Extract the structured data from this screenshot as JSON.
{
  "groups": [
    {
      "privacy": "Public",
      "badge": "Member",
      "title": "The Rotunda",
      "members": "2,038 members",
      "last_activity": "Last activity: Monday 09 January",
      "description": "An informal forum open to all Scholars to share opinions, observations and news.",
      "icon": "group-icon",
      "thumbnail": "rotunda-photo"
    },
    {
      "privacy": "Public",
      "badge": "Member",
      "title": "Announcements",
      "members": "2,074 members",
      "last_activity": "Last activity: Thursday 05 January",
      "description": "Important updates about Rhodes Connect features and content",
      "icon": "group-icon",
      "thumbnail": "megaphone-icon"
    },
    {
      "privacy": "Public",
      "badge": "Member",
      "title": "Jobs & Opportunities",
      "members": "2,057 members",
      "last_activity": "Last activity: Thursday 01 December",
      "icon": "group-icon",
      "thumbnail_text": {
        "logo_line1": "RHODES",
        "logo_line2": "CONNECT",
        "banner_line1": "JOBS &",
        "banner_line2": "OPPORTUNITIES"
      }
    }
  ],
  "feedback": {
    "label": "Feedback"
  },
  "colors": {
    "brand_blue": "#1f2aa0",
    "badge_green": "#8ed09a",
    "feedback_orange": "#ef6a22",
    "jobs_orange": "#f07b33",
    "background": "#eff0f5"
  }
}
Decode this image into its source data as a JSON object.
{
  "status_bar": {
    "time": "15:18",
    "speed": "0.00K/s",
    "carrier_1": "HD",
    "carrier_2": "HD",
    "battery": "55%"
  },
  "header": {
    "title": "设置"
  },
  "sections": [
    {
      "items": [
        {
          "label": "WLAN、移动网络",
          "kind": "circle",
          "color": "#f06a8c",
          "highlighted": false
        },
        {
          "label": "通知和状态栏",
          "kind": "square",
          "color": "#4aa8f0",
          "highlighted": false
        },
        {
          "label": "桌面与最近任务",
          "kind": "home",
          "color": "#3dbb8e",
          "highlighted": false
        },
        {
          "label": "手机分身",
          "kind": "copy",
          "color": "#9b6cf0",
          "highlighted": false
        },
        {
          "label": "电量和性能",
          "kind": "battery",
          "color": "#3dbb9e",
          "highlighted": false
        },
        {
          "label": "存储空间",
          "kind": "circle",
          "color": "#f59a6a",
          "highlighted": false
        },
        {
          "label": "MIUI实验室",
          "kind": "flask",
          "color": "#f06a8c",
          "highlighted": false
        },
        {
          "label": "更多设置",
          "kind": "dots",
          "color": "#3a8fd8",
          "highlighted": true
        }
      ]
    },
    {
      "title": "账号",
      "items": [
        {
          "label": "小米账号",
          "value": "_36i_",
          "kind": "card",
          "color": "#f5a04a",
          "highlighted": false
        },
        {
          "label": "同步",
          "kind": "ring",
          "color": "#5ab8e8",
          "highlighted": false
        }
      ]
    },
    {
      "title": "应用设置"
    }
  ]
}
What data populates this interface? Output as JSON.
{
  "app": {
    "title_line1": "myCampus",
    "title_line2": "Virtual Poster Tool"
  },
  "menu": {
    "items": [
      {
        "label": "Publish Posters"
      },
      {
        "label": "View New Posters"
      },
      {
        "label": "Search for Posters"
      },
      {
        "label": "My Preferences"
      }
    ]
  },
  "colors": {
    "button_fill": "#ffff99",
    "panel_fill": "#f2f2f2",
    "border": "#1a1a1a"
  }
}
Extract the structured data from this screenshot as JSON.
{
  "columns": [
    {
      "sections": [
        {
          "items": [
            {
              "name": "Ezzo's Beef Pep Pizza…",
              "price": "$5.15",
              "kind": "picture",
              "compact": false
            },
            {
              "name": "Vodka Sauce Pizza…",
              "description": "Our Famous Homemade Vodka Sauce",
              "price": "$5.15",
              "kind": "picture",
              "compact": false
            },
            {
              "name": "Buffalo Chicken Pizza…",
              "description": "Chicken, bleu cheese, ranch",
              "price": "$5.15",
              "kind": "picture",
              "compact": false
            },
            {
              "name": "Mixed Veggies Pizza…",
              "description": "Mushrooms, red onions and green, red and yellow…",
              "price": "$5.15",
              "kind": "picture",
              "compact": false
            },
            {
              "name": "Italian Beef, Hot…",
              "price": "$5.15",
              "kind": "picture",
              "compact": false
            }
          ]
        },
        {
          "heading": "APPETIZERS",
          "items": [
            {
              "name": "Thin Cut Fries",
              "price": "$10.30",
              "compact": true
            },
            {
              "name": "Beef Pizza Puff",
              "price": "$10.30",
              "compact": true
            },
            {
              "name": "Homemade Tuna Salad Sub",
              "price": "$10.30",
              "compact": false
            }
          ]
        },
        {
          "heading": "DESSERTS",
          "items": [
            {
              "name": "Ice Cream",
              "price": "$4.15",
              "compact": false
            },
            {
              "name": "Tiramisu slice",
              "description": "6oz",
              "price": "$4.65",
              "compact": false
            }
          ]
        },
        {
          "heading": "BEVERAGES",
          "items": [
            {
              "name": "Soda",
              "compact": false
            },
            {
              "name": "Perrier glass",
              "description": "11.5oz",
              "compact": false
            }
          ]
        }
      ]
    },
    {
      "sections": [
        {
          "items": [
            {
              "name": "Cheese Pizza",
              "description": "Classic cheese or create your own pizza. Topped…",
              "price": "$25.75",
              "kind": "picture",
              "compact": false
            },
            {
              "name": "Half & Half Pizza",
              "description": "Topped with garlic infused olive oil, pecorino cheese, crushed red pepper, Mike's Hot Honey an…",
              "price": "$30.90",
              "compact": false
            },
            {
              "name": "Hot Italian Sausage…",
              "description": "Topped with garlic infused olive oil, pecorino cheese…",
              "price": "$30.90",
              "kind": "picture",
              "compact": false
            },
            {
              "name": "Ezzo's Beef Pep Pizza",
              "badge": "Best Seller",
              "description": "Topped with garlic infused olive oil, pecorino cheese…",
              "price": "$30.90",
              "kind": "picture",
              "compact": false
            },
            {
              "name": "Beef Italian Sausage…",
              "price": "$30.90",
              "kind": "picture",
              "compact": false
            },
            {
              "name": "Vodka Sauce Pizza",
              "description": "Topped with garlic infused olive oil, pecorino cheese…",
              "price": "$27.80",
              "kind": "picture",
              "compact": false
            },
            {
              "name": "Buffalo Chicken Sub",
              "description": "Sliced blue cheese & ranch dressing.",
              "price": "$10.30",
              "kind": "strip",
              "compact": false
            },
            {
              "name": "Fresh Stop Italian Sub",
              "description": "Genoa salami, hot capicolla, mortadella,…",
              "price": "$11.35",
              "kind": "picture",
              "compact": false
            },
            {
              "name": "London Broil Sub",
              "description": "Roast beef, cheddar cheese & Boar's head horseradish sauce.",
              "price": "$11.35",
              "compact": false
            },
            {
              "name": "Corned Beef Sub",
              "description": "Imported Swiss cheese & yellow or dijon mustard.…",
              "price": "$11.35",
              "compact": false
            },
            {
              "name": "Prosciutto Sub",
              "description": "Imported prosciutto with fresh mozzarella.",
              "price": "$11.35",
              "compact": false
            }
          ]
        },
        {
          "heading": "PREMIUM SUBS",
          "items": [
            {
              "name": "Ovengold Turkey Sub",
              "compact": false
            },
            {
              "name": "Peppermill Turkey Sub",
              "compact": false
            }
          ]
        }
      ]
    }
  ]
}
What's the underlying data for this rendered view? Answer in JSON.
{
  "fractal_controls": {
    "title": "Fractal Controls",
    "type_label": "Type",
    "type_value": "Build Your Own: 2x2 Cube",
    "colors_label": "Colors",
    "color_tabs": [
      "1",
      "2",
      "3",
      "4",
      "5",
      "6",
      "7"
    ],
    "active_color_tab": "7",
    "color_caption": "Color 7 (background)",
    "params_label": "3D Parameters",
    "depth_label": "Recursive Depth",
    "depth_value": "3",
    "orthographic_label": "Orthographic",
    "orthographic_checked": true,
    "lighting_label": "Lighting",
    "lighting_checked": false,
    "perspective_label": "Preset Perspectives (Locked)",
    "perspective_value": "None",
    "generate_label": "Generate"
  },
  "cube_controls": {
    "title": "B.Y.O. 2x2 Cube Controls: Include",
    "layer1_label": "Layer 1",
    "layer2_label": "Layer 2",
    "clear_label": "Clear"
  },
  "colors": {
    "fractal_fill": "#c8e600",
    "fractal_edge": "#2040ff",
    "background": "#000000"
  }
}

Given problem: Check each line of the records above for "Ezzo", and copy those that have it.

Exercise response:
              "name": "Ezzo's Beef Pep Pizza…",
              "name": "Ezzo's Beef Pep Pizza",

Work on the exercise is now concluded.